## begin Working data

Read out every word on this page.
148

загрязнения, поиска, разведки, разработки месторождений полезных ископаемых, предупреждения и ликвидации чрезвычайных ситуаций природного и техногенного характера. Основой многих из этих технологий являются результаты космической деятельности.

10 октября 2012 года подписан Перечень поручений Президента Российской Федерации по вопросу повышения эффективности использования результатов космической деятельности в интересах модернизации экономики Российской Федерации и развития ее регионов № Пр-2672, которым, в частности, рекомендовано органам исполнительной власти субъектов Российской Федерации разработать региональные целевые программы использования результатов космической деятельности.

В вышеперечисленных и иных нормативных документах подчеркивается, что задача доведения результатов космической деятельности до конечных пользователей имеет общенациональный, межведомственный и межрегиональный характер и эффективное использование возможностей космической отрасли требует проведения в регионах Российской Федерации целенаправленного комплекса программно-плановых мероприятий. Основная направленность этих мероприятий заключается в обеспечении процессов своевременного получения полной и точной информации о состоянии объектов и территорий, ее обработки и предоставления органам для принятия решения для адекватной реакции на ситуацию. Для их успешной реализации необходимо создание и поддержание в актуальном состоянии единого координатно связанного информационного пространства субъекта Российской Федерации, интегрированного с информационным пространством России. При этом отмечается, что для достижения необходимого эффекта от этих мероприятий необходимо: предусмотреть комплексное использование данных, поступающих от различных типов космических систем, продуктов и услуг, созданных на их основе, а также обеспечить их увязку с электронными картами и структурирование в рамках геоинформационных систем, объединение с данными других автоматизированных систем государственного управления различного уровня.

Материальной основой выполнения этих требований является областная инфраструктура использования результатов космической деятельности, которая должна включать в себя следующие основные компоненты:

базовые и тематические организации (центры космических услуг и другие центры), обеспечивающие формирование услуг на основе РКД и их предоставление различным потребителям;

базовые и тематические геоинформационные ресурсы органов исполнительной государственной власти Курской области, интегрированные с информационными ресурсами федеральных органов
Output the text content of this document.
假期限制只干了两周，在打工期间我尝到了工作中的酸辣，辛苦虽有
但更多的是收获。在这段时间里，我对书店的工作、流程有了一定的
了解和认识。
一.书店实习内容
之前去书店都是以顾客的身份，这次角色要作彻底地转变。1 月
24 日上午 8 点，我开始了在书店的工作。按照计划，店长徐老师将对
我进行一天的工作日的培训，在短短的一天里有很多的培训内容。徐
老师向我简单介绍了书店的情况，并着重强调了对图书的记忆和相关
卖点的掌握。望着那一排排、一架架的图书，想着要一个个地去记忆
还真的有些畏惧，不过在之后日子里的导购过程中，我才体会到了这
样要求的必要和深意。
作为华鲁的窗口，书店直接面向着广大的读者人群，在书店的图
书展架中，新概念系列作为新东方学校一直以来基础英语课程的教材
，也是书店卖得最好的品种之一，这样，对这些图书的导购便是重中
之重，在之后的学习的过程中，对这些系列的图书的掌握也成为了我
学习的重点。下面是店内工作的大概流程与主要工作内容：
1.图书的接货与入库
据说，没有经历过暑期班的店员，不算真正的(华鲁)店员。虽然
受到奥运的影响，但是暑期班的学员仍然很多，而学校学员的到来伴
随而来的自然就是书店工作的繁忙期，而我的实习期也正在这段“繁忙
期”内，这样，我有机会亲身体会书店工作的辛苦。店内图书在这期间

## end Working data

Please restate the data word for word, every record included.

**Result for this exercise**
Read out every word on this page.
148

загрязнения, поиска, разведки, разработки месторождений полезных ископаемых, предупреждения и ликвидации чрезвычайных ситуаций природного и техногенного характера. Основой многих из этих технологий являются результаты космической деятельности.

10 октября 2012 года подписан Перечень поручений Президента Российской Федерации по вопросу повышения эффективности использования результатов космической деятельности в интересах модернизации экономики Российской Федерации и развития ее регионов № Пр-2672, которым, в частности, рекомендовано органам исполнительной власти субъектов Российской Федерации разработать региональные целевые программы использования результатов космической деятельности.

В вышеперечисленных и иных нормативных документах подчеркивается, что задача доведения результатов космической деятельности до конечных пользователей имеет общенациональный, межведомственный и межрегиональный характер и эффективное использование возможностей космической отрасли требует проведения в регионах Российской Федерации целенаправленного комплекса программно-плановых мероприятий. Основная направленность этих мероприятий заключается в обеспечении процессов своевременного получения полной и точной информации о состоянии объектов и территорий, ее обработки и предоставления органам для принятия решения для адекватной реакции на ситуацию. Для их успешной реализации необходимо создание и поддержание в актуальном состоянии единого координатно связанного информационного пространства субъекта Российской Федерации, интегрированного с информационным пространством России. При этом отмечается, что для достижения необходимого эффекта от этих мероприятий необходимо: предусмотреть комплексное использование данных, поступающих от различных типов космических систем, продуктов и услуг, созданных на их основе, а также обеспечить их увязку с электронными картами и структурирование в рамках геоинформационных систем, объединение с данными других автоматизированных систем государственного управления различного уровня.

Материальной основой выполнения этих требований является областная инфраструктура использования результатов космической деятельности, которая должна включать в себя следующие основные компоненты:

базовые и тематические организации (центры космических услуг и другие центры), обеспечивающие формирование услуг на основе РКД и их предоставление различным потребителям;

базовые и тематические геоинформационные ресурсы органов исполнительной государственной власти Курской области, интегрированные с информационными ресурсами федеральных органов
Output the text content of this document.
假期限制只干了两周，在打工期间我尝到了工作中的酸辣，辛苦虽有
但更多的是收获。在这段时间里，我对书店的工作、流程有了一定的
了解和认识。
一.书店实习内容
之前去书店都是以顾客的身份，这次角色要作彻底地转变。1 月
24 日上午 8 点，我开始了在书店的工作。按照计划，店长徐老师将对
我进行一天的工作日的培训，在短短的一天里有很多的培训内容。徐
老师向我简单介绍了书店的情况，并着重强调了对图书的记忆和相关
卖点的掌握。望着那一排排、一架架的图书，想着要一个个地去记忆
还真的有些畏惧，不过在之后日子里的导购过程中，我才体会到了这
样要求的必要和深意。
作为华鲁的窗口，书店直接面向着广大的读者人群，在书店的图
书展架中，新概念系列作为新东方学校一直以来基础英语课程的教材
，也是书店卖得最好的品种之一，这样，对这些图书的导购便是重中
之重，在之后的学习的过程中，对这些系列的图书的掌握也成为了我
学习的重点。下面是店内工作的大概流程与主要工作内容：
1.图书的接货与入库
据说，没有经历过暑期班的店员，不算真正的(华鲁)店员。虽然
受到奥运的影响，但是暑期班的学员仍然很多，而学校学员的到来伴
随而来的自然就是书店工作的繁忙期，而我的实习期也正在这段“繁忙
期”内，这样，我有机会亲身体会书店工作的辛苦。店内图书在这期间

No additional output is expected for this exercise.